The task:
Keep the pictures out of the copy and repeat the records exactly.

· · · ·

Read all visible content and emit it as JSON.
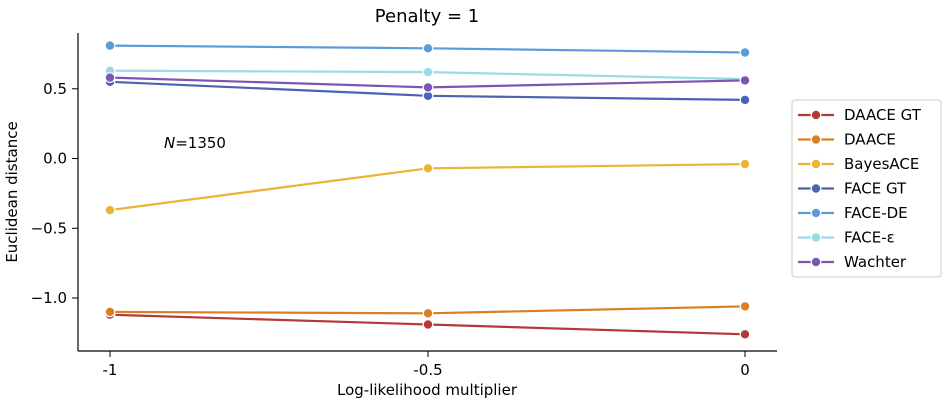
{
  "chart_data": {
    "type": "line",
    "title": "Penalty = 1",
    "xlabel": "Log-likelihood multiplier",
    "ylabel": "Euclidean distance",
    "categories": [
      "-1",
      "-0.5",
      "0"
    ],
    "y_ticks": [
      "−1.0",
      "−0.5",
      "0.0",
      "0.5"
    ],
    "y_tick_values": [
      -1.0,
      -0.5,
      0.0,
      0.5
    ],
    "ylim": [
      -1.38,
      0.9
    ],
    "annotation": {
      "italic": "N",
      "text": "=1350"
    },
    "legend_position": "right",
    "grid": false,
    "series": [
      {
        "name": "DAACE GT",
        "color": "#b33a3a",
        "values": [
          -1.12,
          -1.19,
          -1.26
        ]
      },
      {
        "name": "DAACE",
        "color": "#d97f26",
        "values": [
          -1.1,
          -1.11,
          -1.06
        ]
      },
      {
        "name": "BayesACE",
        "color": "#ebb434",
        "values": [
          -0.37,
          -0.07,
          -0.04
        ]
      },
      {
        "name": "FACE GT",
        "color": "#4a64b3",
        "values": [
          0.55,
          0.45,
          0.42
        ]
      },
      {
        "name": "FACE-DE",
        "color": "#5b9bd9",
        "values": [
          0.81,
          0.79,
          0.76
        ]
      },
      {
        "name": "FACE-ε",
        "color": "#99dbe6",
        "values": [
          0.63,
          0.62,
          0.57
        ]
      },
      {
        "name": "Wachter",
        "color": "#7b57b3",
        "values": [
          0.58,
          0.51,
          0.56
        ]
      }
    ]
  }
}
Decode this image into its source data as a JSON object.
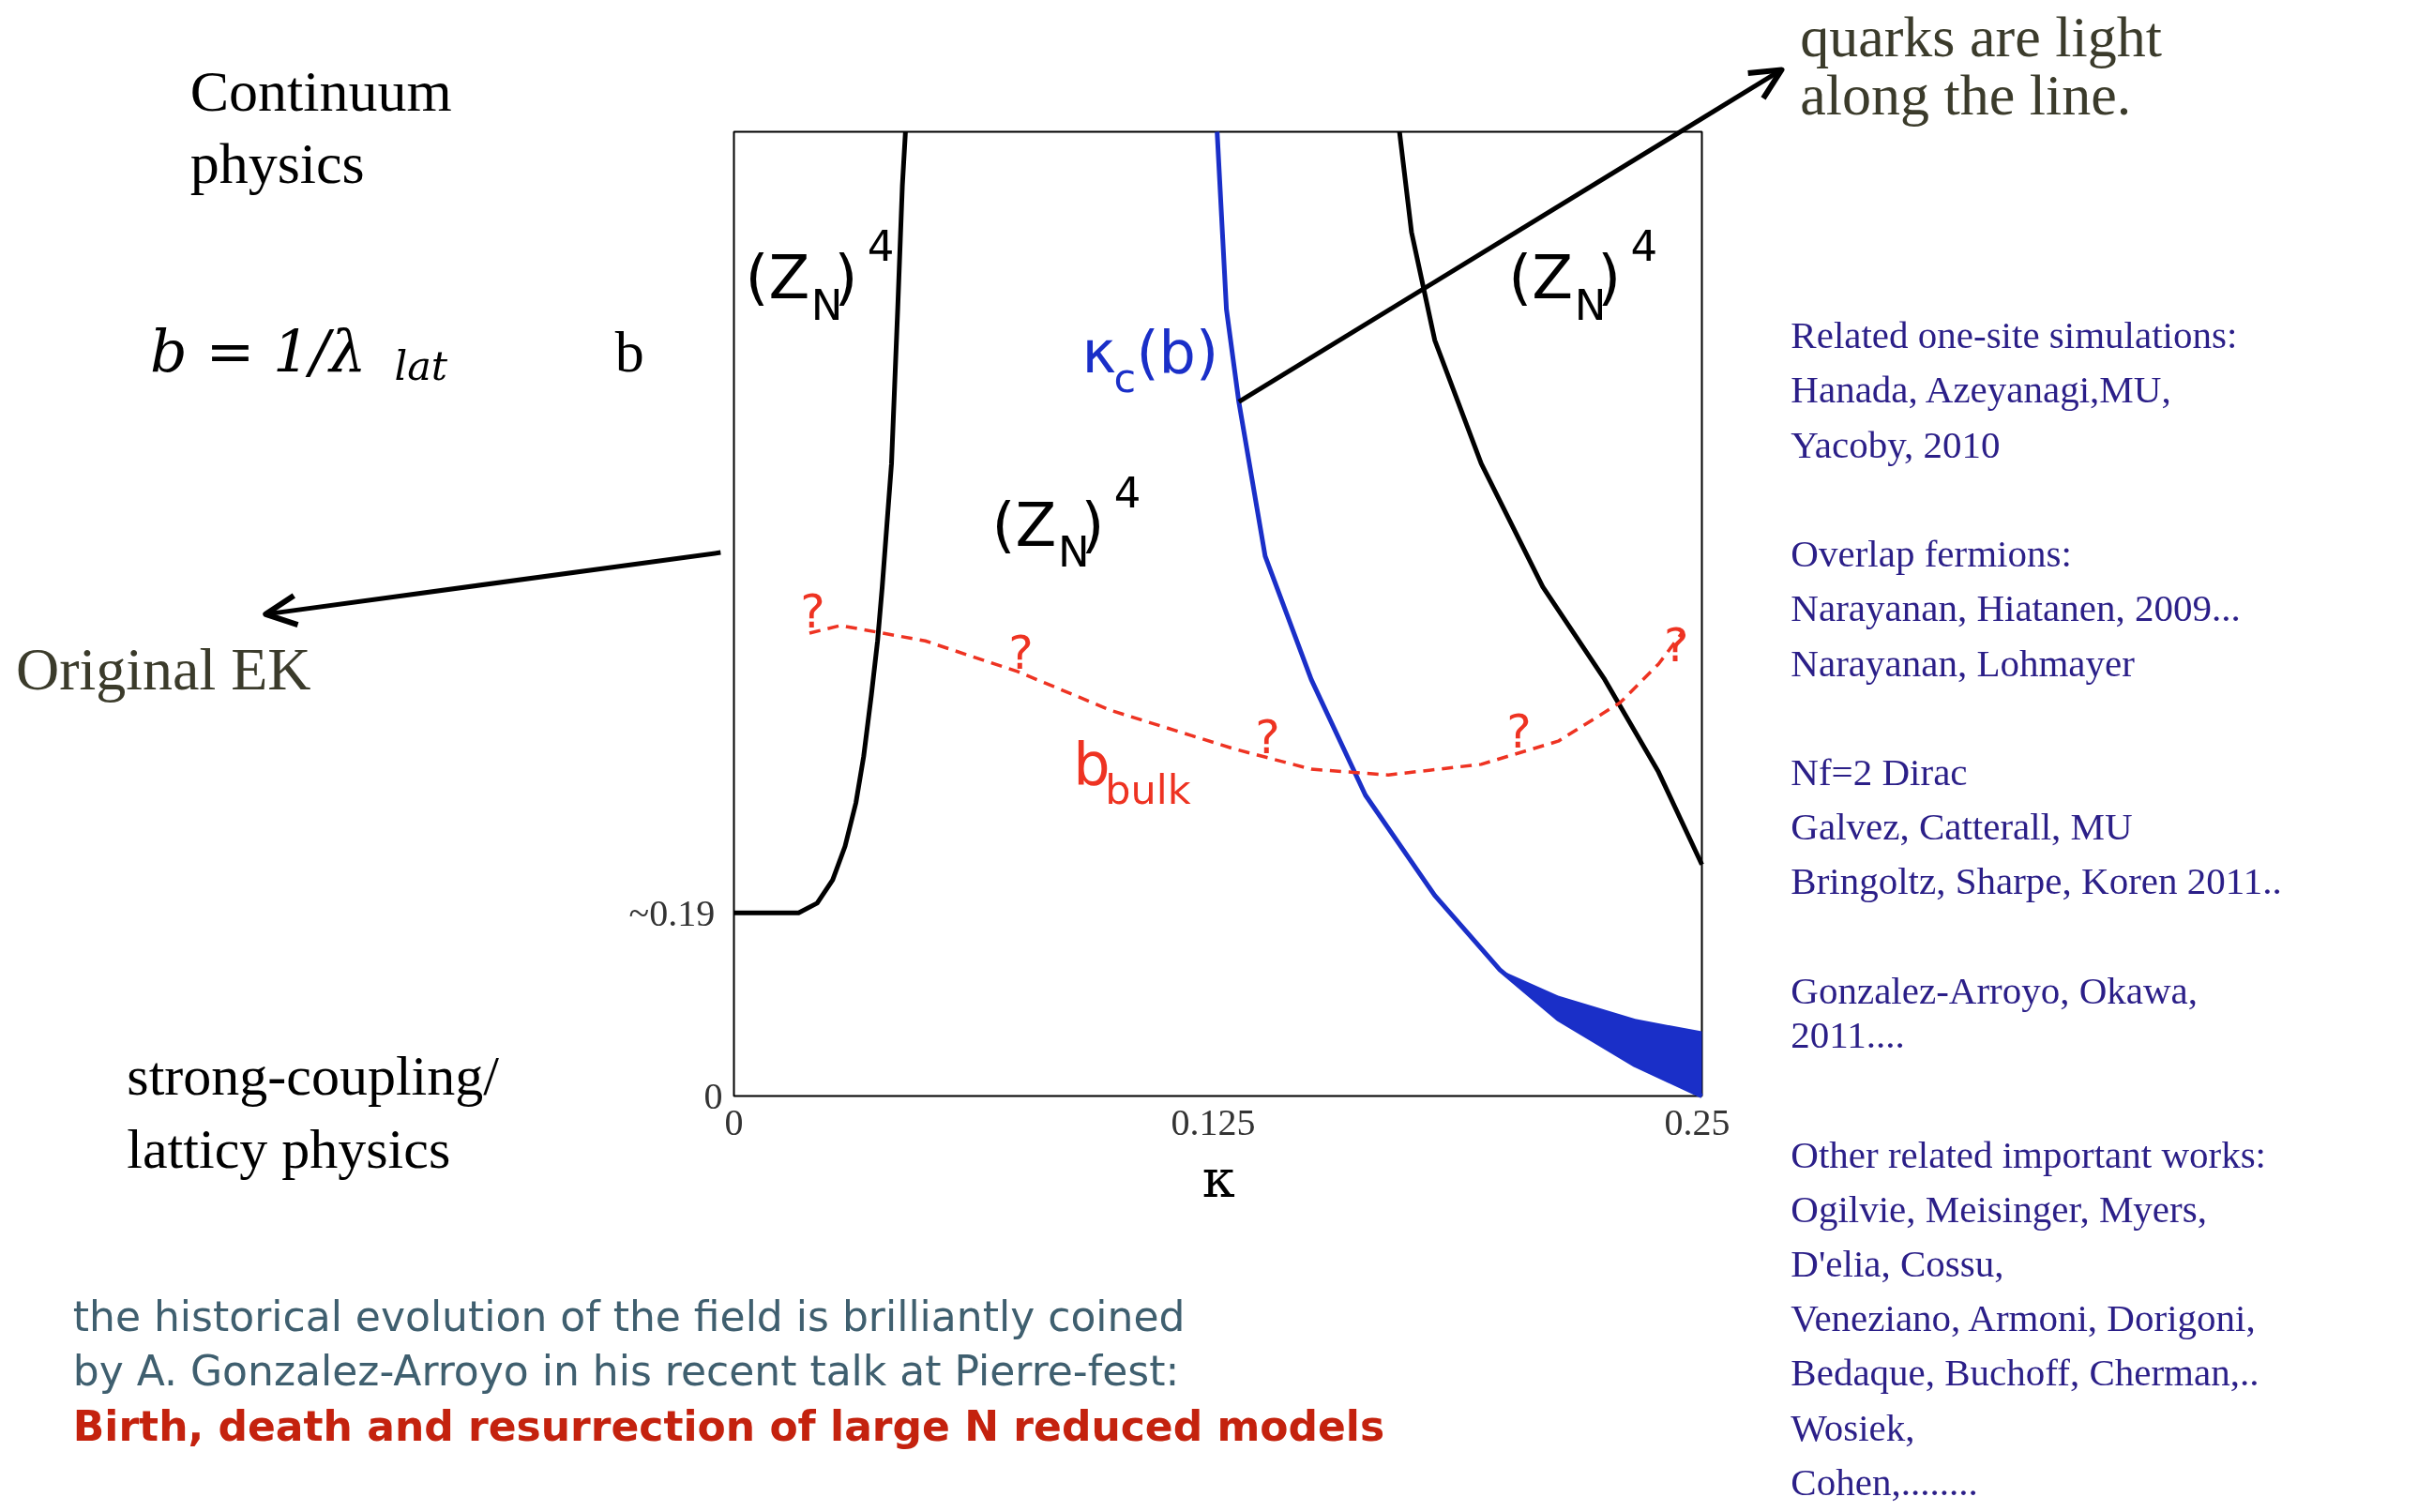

· · · ·

Written answer:
Read all visible content and emit it as JSON.
{
  "chart_data": {
    "type": "line",
    "title": "Penalty = 1",
    "xlabel": "Log-likelihood multiplier",
    "ylabel": "Euclidean distance",
    "categories": [
      "-1",
      "-0.5",
      "0"
    ],
    "y_ticks": [
      "−1.0",
      "−0.5",
      "0.0",
      "0.5"
    ],
    "y_tick_values": [
      -1.0,
      -0.5,
      0.0,
      0.5
    ],
    "ylim": [
      -1.38,
      0.9
    ],
    "annotation": {
      "italic": "N",
      "text": "=1350"
    },
    "legend_position": "right",
    "grid": false,
    "series": [
      {
        "name": "DAACE GT",
        "color": "#b33a3a",
        "values": [
          -1.12,
          -1.19,
          -1.26
        ]
      },
      {
        "name": "DAACE",
        "color": "#d97f26",
        "values": [
          -1.1,
          -1.11,
          -1.06
        ]
      },
      {
        "name": "BayesACE",
        "color": "#ebb434",
        "values": [
          -0.37,
          -0.07,
          -0.04
        ]
      },
      {
        "name": "FACE GT",
        "color": "#4a64b3",
        "values": [
          0.55,
          0.45,
          0.42
        ]
      },
      {
        "name": "FACE-DE",
        "color": "#5b9bd9",
        "values": [
          0.81,
          0.79,
          0.76
        ]
      },
      {
        "name": "FACE-ε",
        "color": "#99dbe6",
        "values": [
          0.63,
          0.62,
          0.57
        ]
      },
      {
        "name": "Wachter",
        "color": "#7b57b3",
        "values": [
          0.58,
          0.51,
          0.56
        ]
      }
    ]
  }
}
Decode this image into its source data as a JSON object.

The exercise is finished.